**Written exercise**
Go through the lines below and copy each one that holds the string "this".

**Data records**

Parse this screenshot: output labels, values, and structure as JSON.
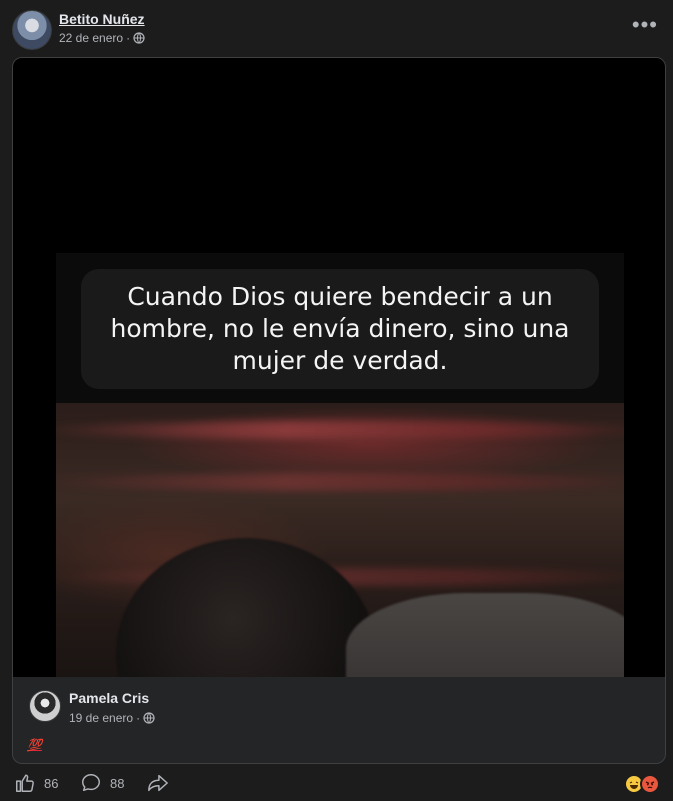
{
  "post": {
    "author": "Betito Nuñez",
    "date": "22 de enero",
    "separator": "·",
    "privacy_icon": "globe-icon",
    "menu_icon": "more-horizontal-icon"
  },
  "shared": {
    "caption": "Cuando Dios quiere bendecir a un\nhombre, no le envía dinero, sino una\nmujer de verdad.",
    "original_author": "Pamela Cris",
    "original_date": "19 de enero",
    "separator": "·",
    "text": "💯"
  },
  "actions": {
    "like_count": "86",
    "comment_count": "88",
    "like_icon": "thumbs-up-icon",
    "comment_icon": "comment-icon",
    "share_icon": "share-icon",
    "reaction_icons": [
      "laughing-face-icon",
      "angry-face-icon"
    ]
  },
  "colors": {
    "background": "#1c1c1d",
    "card": "#242526",
    "text_primary": "#e4e6eb",
    "text_secondary": "#b0b3b8"
  }
}
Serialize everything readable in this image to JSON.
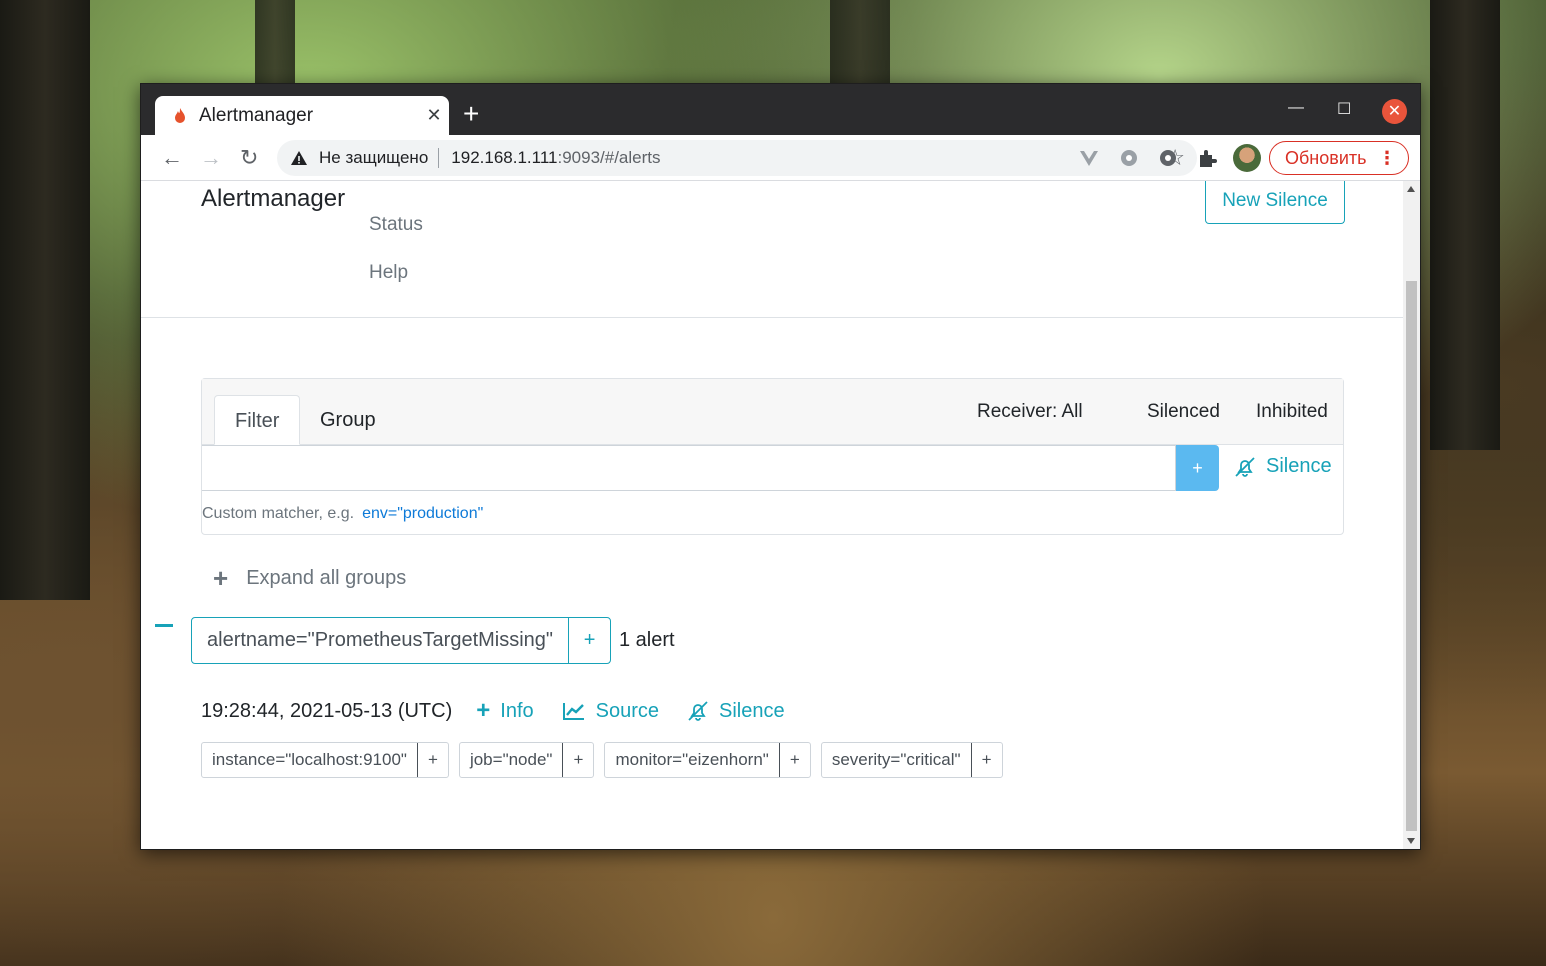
{
  "browser": {
    "tab_title": "Alertmanager",
    "insecure_label": "Не защищено",
    "url_host": "192.168.1.111",
    "url_rest": ":9093/#/alerts",
    "update_button": "Обновить"
  },
  "navbar": {
    "brand": "Alertmanager",
    "links": [
      "Status",
      "Help"
    ],
    "new_silence": "New Silence"
  },
  "filter_card": {
    "tabs": [
      "Filter",
      "Group"
    ],
    "receiver": "Receiver: All",
    "silenced": "Silenced",
    "inhibited": "Inhibited",
    "input_value": "",
    "add_button": "+",
    "silence_link": "Silence",
    "helper_text": "Custom matcher, e.g.",
    "helper_example": "env=\"production\""
  },
  "expand_all": "Expand all groups",
  "group": {
    "label": "alertname=\"PrometheusTargetMissing\"",
    "plus": "+",
    "count": "1 alert"
  },
  "alert": {
    "timestamp": "19:28:44, 2021-05-13 (UTC)",
    "actions": [
      "Info",
      "Source",
      "Silence"
    ],
    "labels": [
      "instance=\"localhost:9100\"",
      "job=\"node\"",
      "monitor=\"eizenhorn\"",
      "severity=\"critical\""
    ],
    "label_plus": "+"
  },
  "colors": {
    "accent": "#17a2b8",
    "primary_button": "#5bb9f0",
    "update_red": "#d93025"
  }
}
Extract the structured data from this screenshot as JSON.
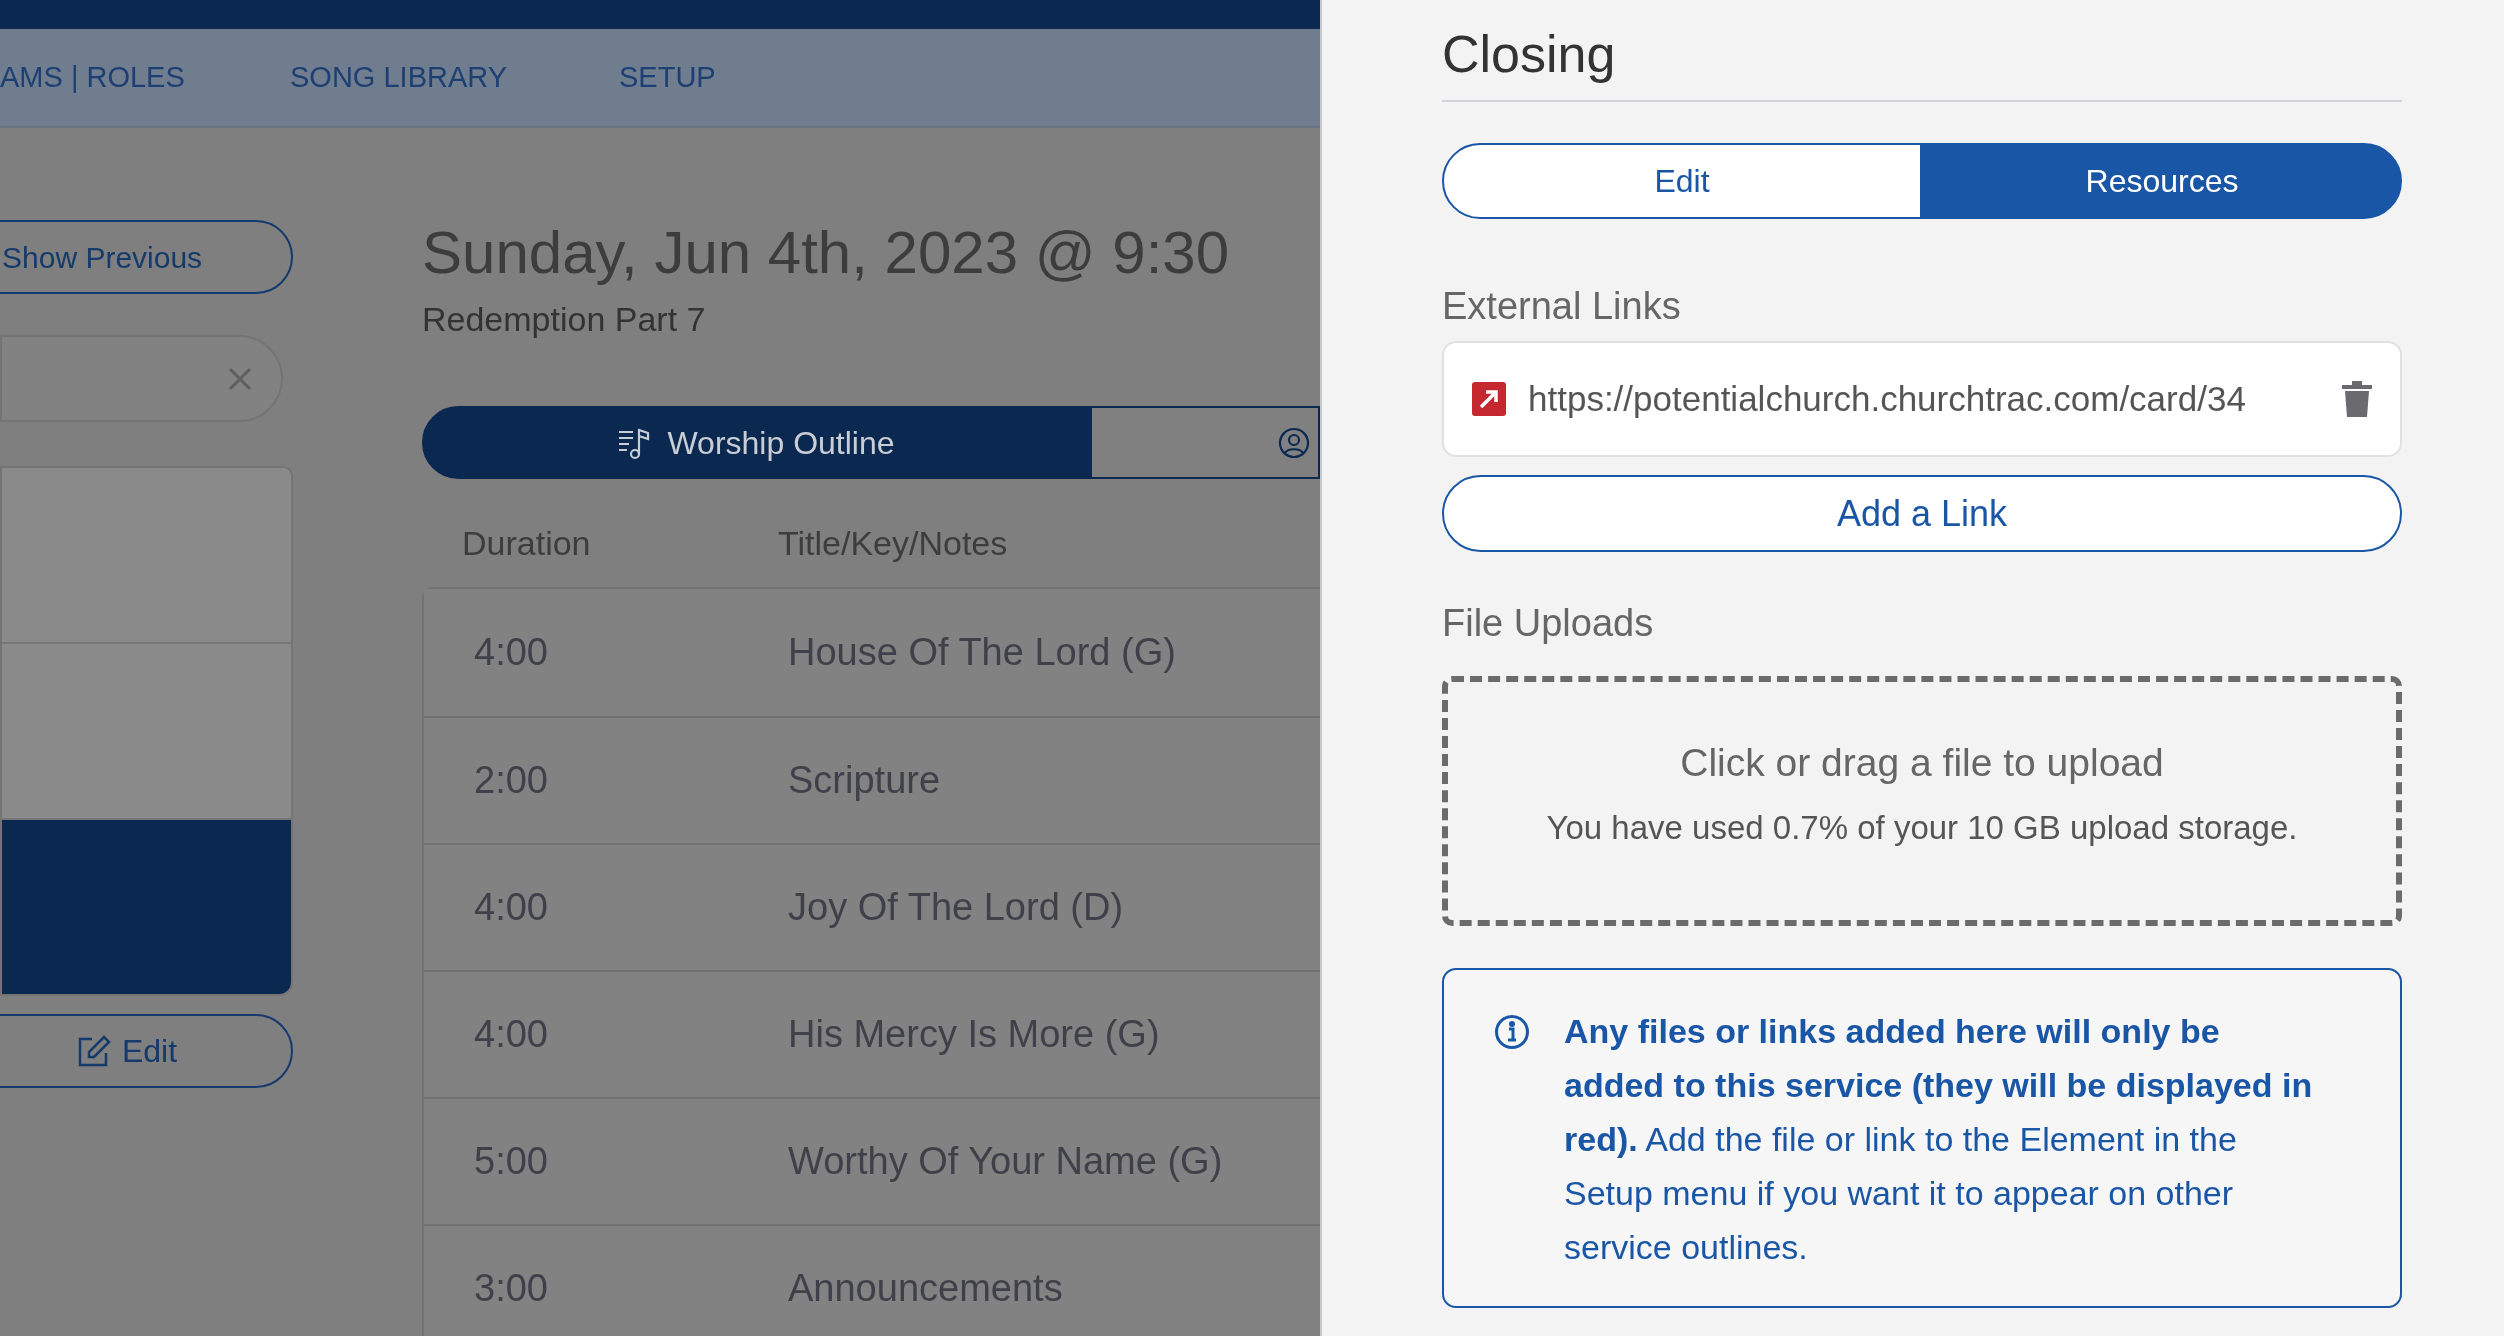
{
  "nav": {
    "items": [
      {
        "label": "AMS | ROLES"
      },
      {
        "label": "SONG LIBRARY"
      },
      {
        "label": "SETUP"
      }
    ]
  },
  "sidebar": {
    "show_previous_button": "Show Previous",
    "list_items": [
      {
        "selected": false
      },
      {
        "selected": false
      },
      {
        "selected": true
      }
    ],
    "edit_button": "Edit"
  },
  "service": {
    "title": "Sunday, Jun 4th, 2023 @ 9:30",
    "subtitle": "Redemption Part 7",
    "tabs": [
      {
        "kind": "outline",
        "label": "Worship Outline",
        "selected": true
      },
      {
        "kind": "people",
        "selected": false
      }
    ],
    "columns": [
      "Duration",
      "Title/Key/Notes"
    ],
    "rows": [
      {
        "duration": "4:00",
        "title": "House Of The Lord (G)"
      },
      {
        "duration": "2:00",
        "title": "Scripture"
      },
      {
        "duration": "4:00",
        "title": "Joy Of The Lord (D)"
      },
      {
        "duration": "4:00",
        "title": "His Mercy Is More (G)"
      },
      {
        "duration": "5:00",
        "title": "Worthy Of Your Name (G)"
      },
      {
        "duration": "3:00",
        "title": "Announcements"
      }
    ]
  },
  "panel": {
    "title": "Closing",
    "tabs": [
      {
        "label": "Edit",
        "selected": false
      },
      {
        "label": "Resources",
        "selected": true
      }
    ],
    "external_links_heading": "External Links",
    "links": [
      {
        "url": "https://potentialchurch.churchtrac.com/card/34"
      }
    ],
    "add_link_button": "Add a Link",
    "file_uploads_heading": "File Uploads",
    "dropzone": {
      "title": "Click or drag a file to upload",
      "usage": "You have used 0.7% of your 10 GB upload storage."
    },
    "info": "**Any files or links added here will only be added to this service (they will be displayed in red).** Add the file or link to the Element in the Setup menu if you want it to appear on other service outlines."
  }
}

**Reply**
Parse this screenshot: output labels, values, and structure as JSON.
Serialize everything readable in this image to JSON.
Extract the structured data from this screenshot as JSON.
    "info": "**Any files or links added here will only be added to this service (they will be displayed in red).** Add the file or link to the Element in the Setup menu if you want it to appear on other service outlines."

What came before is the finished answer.